--- Start ---

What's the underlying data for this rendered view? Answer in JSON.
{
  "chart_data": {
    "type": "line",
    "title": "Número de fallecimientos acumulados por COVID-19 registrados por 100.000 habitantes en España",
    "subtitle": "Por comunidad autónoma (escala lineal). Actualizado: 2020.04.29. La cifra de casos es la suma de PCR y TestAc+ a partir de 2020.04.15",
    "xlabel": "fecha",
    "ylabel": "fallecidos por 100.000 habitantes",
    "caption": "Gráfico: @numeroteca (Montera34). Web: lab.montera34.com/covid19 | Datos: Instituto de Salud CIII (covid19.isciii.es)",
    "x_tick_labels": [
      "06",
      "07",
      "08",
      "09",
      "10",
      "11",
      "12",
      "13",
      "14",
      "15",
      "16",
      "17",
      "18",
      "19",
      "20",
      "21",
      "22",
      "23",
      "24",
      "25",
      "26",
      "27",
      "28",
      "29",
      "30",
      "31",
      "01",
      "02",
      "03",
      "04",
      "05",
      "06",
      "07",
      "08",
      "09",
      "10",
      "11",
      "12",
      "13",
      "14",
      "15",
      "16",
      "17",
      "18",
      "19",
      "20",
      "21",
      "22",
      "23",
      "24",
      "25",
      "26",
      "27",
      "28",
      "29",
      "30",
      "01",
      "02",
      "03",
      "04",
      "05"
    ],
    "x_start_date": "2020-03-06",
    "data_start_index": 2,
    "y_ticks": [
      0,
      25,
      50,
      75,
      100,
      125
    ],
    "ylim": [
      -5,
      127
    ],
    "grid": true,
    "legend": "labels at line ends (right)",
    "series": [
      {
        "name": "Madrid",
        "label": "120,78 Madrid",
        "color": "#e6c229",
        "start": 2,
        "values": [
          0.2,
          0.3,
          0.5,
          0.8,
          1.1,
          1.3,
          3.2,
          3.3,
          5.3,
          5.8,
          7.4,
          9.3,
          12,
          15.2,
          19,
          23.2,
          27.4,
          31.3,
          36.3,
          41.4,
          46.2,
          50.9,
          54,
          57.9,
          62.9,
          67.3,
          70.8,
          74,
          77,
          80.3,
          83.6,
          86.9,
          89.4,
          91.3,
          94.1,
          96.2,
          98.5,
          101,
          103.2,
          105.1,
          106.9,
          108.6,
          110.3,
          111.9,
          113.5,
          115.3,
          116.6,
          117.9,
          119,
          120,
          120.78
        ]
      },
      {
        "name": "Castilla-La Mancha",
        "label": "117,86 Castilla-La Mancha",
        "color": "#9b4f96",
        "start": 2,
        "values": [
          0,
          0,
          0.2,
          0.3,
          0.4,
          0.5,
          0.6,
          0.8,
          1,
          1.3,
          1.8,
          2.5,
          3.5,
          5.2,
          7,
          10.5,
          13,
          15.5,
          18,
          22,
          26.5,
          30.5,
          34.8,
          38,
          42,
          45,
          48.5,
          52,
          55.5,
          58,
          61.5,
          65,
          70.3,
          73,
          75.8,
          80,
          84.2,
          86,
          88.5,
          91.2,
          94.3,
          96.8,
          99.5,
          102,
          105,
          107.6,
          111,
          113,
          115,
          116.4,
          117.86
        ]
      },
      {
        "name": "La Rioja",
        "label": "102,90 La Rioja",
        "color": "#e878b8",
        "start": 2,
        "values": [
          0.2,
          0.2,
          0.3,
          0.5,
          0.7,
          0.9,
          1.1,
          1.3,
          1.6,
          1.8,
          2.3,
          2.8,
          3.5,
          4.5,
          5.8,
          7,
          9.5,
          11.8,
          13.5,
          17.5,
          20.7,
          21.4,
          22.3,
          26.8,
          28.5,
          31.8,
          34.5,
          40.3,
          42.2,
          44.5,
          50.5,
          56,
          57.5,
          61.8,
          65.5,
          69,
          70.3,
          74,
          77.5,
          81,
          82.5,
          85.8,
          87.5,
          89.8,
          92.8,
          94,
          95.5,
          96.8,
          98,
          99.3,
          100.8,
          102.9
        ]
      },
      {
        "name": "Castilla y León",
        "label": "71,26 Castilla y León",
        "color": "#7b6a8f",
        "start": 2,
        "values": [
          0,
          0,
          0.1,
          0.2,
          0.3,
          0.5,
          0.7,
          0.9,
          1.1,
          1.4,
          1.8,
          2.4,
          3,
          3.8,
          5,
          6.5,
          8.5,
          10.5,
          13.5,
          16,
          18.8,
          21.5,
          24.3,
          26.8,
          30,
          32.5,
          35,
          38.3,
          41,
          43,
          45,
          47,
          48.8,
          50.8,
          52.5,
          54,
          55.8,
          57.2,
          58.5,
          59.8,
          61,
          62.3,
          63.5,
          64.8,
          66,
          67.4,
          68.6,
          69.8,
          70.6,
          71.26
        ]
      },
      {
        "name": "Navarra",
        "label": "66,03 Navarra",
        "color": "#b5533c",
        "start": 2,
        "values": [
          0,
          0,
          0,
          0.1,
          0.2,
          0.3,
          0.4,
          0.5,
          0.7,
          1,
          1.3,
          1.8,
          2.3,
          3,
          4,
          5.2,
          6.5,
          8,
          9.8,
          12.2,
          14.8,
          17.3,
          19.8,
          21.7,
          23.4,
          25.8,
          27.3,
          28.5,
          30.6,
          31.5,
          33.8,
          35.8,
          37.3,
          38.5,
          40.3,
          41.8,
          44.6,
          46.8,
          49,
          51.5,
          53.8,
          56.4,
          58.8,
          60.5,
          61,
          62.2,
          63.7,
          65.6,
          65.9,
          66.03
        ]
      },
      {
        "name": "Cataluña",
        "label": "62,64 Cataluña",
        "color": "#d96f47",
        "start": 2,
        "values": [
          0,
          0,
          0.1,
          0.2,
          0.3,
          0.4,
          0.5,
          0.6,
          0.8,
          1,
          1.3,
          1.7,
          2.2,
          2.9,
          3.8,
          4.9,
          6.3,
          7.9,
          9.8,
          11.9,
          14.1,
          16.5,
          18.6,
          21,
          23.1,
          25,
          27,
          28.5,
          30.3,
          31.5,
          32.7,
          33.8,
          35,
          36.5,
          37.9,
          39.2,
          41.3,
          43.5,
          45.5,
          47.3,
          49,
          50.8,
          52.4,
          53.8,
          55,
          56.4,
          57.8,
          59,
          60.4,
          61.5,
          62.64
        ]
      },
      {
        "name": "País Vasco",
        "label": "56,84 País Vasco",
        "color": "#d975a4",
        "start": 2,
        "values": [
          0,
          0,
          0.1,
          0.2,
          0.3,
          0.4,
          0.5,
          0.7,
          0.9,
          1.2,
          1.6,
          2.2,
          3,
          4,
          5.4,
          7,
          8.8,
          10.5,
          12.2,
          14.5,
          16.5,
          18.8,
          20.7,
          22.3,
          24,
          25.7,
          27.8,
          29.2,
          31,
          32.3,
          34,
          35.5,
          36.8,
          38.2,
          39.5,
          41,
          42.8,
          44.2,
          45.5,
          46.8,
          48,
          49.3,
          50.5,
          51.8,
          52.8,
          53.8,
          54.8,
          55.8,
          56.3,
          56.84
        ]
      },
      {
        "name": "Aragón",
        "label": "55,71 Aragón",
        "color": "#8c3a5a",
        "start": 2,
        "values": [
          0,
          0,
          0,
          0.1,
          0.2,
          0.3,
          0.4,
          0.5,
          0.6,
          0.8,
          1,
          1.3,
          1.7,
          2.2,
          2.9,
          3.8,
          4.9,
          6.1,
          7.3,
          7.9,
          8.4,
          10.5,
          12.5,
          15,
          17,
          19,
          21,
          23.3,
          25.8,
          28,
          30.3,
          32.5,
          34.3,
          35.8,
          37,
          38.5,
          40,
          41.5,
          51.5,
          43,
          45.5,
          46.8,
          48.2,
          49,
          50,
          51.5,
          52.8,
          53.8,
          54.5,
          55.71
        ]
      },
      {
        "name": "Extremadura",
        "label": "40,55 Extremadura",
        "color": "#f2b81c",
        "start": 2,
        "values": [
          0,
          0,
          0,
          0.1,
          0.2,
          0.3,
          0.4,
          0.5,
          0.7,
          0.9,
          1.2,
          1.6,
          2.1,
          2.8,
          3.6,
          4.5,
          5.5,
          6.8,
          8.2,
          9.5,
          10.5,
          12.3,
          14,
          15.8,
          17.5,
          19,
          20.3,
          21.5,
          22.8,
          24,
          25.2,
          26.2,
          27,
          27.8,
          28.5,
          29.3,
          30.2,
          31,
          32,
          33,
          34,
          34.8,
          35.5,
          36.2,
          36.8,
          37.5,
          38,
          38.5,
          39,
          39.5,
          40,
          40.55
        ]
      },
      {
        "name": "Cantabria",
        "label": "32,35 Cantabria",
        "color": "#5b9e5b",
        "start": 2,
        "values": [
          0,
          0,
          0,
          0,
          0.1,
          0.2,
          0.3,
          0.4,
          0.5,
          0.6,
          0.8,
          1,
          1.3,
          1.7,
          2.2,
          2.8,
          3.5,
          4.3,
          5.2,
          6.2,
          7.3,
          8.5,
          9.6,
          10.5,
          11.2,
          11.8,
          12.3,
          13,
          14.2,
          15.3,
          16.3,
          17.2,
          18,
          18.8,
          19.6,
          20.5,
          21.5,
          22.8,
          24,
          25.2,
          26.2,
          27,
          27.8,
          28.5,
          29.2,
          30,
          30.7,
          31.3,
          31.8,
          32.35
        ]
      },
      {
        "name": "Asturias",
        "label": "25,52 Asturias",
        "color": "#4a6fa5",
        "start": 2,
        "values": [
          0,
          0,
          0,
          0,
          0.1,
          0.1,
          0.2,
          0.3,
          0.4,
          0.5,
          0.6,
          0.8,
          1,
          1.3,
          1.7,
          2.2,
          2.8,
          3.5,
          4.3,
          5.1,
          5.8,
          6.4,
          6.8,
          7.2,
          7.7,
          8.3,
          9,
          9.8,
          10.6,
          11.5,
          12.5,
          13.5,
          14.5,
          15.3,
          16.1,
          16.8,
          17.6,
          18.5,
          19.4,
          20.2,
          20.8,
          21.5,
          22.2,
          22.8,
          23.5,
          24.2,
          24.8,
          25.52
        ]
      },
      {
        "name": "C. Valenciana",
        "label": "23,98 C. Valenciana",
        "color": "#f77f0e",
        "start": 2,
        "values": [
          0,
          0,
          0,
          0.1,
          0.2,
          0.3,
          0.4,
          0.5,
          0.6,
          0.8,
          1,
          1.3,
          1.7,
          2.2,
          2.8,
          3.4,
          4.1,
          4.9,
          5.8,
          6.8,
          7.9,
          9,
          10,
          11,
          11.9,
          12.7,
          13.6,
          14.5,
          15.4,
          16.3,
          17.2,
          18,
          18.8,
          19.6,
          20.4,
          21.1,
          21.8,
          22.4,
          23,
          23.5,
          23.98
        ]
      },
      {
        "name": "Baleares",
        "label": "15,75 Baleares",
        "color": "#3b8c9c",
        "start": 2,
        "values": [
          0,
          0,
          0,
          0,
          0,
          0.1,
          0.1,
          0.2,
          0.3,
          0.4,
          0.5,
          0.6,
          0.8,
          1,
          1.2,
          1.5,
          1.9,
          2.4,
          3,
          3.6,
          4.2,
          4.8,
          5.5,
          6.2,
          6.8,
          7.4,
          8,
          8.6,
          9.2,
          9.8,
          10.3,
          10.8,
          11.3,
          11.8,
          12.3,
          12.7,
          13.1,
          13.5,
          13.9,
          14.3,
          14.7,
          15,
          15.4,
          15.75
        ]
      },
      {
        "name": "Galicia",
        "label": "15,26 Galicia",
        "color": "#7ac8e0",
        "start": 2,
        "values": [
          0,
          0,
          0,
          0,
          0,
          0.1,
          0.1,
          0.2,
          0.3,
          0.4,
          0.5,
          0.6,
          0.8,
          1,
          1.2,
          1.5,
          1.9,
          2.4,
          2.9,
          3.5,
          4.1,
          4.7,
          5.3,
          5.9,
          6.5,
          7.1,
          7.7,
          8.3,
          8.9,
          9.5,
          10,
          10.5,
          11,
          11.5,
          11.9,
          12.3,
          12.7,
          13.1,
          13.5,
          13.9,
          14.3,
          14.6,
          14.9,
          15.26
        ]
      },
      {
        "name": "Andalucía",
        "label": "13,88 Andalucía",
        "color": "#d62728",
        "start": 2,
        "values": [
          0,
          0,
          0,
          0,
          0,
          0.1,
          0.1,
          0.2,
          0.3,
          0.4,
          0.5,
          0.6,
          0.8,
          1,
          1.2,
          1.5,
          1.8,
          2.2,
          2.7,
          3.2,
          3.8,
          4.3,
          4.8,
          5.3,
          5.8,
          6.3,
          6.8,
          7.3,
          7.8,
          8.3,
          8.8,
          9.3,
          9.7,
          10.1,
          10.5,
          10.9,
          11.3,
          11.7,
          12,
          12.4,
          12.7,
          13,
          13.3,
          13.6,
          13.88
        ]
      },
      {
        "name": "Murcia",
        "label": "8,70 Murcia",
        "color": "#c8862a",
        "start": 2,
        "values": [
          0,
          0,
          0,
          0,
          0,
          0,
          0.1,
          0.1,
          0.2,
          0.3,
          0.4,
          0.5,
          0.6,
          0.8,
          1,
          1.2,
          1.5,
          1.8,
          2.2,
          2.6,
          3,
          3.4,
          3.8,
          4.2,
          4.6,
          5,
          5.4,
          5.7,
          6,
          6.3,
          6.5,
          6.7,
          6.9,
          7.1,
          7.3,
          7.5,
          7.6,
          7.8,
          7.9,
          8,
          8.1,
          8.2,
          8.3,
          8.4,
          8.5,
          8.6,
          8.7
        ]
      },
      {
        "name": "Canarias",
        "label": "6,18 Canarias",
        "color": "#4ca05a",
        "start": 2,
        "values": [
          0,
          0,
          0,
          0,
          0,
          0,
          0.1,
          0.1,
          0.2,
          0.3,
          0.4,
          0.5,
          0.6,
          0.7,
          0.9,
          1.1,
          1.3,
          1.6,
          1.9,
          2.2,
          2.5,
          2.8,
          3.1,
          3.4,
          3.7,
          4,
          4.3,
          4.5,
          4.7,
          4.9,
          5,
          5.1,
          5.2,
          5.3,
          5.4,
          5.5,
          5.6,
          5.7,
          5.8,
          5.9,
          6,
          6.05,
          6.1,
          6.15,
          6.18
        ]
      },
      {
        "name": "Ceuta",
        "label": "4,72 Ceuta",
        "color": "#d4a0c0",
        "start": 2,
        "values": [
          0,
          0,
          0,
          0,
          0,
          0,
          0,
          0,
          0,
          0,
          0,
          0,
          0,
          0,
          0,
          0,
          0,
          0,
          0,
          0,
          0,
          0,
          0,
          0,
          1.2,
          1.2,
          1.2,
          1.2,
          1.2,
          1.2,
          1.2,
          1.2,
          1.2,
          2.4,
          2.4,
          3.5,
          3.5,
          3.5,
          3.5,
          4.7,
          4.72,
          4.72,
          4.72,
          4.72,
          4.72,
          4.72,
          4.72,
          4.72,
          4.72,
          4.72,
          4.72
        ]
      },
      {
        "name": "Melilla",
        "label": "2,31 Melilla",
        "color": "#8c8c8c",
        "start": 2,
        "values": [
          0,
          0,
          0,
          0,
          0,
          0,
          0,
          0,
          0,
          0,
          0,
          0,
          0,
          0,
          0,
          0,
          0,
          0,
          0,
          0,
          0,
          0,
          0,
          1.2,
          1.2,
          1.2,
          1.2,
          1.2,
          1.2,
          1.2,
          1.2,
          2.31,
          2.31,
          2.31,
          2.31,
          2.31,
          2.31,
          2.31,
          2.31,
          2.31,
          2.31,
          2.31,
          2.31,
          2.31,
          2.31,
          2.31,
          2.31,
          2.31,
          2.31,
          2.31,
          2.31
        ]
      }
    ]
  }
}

--- End ---

:: SHORT EXERCISE ::
Show the lines of the records that include the string "habitantes".

:: RESULT FOR THIS TASK ::
    "title": "Número de fallecimientos acumulados por COVID-19 registrados por 100.000 habitantes en España",
    "ylabel": "fallecidos por 100.000 habitantes",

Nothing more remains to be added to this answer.